- WHAT THE EXERCISE ASKS: What is the number of lines holding the word "Nature"? Write that number and nothing else.

── SUPPLIED MATERIAL

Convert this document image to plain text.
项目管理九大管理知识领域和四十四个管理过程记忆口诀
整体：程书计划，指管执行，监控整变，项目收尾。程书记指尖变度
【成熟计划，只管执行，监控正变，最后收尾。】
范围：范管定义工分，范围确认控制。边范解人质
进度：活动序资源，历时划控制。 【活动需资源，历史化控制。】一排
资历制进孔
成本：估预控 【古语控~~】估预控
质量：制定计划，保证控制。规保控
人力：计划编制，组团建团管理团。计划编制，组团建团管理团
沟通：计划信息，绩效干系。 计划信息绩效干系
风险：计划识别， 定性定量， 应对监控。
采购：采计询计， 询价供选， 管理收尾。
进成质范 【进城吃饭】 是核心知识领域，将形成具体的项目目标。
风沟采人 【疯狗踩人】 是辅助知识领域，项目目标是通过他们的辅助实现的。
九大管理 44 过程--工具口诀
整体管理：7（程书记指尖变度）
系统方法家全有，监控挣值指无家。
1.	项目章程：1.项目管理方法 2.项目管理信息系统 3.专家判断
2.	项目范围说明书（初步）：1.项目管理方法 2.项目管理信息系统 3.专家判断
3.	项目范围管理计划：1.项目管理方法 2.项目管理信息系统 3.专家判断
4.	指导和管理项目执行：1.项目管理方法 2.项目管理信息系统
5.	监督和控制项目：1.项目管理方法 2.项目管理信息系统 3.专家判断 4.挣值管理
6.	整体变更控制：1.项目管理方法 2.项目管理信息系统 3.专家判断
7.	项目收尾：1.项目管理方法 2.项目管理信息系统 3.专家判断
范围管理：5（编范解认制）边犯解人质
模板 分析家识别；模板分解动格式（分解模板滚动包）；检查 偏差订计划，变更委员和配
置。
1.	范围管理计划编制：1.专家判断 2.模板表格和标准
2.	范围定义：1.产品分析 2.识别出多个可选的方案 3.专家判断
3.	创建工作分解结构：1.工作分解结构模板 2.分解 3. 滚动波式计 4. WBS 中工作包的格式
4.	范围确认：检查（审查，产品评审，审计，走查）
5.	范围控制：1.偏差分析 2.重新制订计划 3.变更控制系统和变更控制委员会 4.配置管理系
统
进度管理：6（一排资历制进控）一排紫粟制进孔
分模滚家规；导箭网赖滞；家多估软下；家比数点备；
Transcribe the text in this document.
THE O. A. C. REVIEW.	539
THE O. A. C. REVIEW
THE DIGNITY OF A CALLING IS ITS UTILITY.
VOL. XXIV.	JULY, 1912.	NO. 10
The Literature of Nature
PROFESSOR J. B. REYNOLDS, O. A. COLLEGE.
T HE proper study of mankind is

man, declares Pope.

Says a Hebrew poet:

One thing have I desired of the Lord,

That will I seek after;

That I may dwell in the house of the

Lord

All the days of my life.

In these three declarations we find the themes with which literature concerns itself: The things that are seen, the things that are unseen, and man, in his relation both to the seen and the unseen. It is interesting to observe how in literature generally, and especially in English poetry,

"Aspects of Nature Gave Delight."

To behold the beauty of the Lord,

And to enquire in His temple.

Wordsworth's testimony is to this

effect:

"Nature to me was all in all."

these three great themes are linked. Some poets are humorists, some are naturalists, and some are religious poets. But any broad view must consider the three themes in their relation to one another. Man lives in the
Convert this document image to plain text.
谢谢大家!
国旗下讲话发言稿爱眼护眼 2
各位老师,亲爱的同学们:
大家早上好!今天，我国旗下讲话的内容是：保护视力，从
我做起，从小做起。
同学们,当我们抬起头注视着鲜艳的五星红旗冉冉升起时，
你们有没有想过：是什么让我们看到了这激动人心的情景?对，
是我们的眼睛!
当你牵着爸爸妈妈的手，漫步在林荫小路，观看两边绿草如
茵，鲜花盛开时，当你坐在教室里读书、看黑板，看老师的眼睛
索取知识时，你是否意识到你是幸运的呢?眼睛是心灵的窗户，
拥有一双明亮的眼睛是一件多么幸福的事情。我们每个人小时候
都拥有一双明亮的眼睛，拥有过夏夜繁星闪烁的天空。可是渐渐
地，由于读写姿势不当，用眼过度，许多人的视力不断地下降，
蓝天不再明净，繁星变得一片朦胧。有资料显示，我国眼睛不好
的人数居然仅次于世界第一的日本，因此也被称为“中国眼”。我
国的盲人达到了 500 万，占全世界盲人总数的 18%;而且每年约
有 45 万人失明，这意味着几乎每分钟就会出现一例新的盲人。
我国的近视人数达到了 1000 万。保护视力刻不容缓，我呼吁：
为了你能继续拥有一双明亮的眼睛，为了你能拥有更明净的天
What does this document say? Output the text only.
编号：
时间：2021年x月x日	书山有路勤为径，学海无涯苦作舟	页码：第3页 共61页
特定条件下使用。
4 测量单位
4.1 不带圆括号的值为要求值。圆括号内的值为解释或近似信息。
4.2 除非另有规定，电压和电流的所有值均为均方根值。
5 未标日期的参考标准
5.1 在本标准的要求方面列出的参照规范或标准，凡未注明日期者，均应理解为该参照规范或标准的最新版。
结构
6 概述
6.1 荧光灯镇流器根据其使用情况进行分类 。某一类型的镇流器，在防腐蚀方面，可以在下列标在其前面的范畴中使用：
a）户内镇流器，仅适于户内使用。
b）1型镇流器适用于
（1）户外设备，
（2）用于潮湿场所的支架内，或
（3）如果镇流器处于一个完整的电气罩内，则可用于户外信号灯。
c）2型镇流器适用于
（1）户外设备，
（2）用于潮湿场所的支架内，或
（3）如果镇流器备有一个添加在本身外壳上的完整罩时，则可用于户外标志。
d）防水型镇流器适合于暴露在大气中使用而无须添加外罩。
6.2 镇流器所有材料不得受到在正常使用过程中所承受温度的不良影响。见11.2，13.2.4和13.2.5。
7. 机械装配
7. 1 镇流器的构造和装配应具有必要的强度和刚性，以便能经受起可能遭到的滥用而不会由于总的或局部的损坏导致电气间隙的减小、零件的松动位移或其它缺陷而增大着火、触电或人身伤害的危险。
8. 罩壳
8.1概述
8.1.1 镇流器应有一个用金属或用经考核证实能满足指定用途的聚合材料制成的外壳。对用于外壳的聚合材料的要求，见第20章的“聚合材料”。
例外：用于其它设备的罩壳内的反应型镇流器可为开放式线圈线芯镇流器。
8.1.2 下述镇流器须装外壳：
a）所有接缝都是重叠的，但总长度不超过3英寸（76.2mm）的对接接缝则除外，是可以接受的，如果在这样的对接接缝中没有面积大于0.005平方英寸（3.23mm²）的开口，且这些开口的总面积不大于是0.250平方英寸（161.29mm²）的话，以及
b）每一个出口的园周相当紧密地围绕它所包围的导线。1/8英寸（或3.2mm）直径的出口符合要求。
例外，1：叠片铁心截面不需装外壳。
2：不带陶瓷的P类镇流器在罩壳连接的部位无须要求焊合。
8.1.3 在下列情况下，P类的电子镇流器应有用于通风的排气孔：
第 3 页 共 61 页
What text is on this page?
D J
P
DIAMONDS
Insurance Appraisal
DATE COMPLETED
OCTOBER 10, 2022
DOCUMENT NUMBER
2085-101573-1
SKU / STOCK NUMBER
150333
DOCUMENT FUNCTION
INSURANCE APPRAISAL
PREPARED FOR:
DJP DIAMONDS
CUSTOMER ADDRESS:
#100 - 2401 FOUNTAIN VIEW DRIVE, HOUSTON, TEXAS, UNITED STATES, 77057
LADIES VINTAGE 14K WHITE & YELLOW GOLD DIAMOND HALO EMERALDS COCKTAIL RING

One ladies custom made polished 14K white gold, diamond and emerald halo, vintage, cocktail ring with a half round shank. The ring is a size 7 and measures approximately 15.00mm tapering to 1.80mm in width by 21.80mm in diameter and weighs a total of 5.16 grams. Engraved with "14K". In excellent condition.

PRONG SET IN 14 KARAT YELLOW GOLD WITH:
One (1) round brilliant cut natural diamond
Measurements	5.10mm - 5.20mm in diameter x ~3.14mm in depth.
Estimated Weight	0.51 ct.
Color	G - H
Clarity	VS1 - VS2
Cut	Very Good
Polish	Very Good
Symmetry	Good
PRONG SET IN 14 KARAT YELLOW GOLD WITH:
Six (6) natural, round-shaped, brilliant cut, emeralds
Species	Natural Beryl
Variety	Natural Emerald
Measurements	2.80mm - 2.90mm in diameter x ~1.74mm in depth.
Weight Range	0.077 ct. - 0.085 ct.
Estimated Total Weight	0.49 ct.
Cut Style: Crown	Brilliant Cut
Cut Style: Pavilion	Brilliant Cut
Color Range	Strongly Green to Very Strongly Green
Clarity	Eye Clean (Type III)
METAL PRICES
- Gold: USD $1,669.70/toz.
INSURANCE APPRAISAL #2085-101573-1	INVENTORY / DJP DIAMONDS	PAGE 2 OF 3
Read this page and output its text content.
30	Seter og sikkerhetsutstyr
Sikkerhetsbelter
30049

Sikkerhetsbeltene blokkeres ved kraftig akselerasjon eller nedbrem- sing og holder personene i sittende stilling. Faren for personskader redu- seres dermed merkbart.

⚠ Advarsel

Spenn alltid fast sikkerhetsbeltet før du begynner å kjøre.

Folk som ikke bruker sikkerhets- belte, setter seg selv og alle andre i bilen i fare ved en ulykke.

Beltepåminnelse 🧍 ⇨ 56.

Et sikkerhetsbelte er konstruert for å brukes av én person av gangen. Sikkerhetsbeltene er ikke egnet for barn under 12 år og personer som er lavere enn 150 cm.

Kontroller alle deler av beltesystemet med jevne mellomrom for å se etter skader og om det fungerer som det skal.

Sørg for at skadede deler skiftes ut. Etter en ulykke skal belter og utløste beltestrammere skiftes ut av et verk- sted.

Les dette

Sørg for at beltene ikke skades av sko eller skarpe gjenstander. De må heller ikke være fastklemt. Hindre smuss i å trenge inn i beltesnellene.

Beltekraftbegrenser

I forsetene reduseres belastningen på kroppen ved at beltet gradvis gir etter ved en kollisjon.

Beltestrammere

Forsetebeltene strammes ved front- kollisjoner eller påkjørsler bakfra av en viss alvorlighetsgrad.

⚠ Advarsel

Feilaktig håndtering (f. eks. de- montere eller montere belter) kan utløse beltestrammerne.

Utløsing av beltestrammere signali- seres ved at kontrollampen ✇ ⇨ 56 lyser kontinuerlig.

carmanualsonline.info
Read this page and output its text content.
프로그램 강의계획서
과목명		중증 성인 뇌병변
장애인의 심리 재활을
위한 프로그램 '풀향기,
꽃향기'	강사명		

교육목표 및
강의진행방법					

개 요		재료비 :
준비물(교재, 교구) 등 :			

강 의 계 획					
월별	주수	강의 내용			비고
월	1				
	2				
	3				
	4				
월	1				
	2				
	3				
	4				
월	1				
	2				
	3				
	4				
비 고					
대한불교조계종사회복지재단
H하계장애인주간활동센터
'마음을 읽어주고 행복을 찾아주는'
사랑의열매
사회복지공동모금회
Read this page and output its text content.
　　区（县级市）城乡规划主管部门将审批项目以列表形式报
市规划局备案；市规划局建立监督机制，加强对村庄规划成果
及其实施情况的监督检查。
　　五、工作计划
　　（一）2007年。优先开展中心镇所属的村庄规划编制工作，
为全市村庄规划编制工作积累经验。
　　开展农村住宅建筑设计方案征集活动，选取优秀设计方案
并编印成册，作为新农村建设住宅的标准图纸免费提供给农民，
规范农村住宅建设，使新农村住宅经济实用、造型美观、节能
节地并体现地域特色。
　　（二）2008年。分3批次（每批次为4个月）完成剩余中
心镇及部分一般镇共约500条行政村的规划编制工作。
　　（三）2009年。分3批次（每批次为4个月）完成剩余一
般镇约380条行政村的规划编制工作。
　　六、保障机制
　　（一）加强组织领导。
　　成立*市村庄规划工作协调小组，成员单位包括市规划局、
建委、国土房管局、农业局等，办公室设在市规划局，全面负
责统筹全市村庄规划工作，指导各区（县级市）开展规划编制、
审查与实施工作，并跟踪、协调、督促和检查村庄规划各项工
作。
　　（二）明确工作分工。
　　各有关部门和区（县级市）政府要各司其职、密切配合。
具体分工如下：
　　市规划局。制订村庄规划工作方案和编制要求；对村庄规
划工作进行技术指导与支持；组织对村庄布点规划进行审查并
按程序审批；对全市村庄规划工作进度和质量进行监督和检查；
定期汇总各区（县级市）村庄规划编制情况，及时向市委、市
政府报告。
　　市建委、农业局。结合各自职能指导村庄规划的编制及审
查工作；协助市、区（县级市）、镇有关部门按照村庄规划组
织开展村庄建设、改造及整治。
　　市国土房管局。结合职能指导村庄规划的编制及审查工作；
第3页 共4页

────

- THE COMPLETED TASK: 3